───── MATERIALS PROVIDED ─────

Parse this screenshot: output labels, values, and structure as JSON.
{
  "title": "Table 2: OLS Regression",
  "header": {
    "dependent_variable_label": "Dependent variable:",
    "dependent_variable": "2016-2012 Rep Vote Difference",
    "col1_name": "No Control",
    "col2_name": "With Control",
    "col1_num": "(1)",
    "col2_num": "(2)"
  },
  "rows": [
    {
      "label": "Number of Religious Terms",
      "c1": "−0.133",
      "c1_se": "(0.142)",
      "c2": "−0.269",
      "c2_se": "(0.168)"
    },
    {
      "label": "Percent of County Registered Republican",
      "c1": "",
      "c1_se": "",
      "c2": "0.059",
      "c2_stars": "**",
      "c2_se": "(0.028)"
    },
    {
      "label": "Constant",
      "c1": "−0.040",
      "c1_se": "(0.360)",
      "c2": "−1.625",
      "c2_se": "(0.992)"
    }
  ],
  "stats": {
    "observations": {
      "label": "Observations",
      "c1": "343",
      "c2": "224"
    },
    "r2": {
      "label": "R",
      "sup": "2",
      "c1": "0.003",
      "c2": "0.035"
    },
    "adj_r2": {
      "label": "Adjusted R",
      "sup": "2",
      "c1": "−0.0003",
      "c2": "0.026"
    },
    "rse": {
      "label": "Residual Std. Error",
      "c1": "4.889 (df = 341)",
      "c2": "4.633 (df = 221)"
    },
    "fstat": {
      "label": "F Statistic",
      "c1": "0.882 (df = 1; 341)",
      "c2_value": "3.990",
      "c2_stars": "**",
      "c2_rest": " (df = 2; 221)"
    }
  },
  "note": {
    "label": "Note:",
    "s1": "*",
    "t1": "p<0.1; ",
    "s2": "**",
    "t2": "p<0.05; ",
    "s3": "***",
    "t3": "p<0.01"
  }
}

─────

_WHAT IS NEEDED_. Search the preceding listing for "Control" and extract every line where it is found.

_RESULT BELOW_.
    "col1_name": "No Control",
    "col2_name": "With Control",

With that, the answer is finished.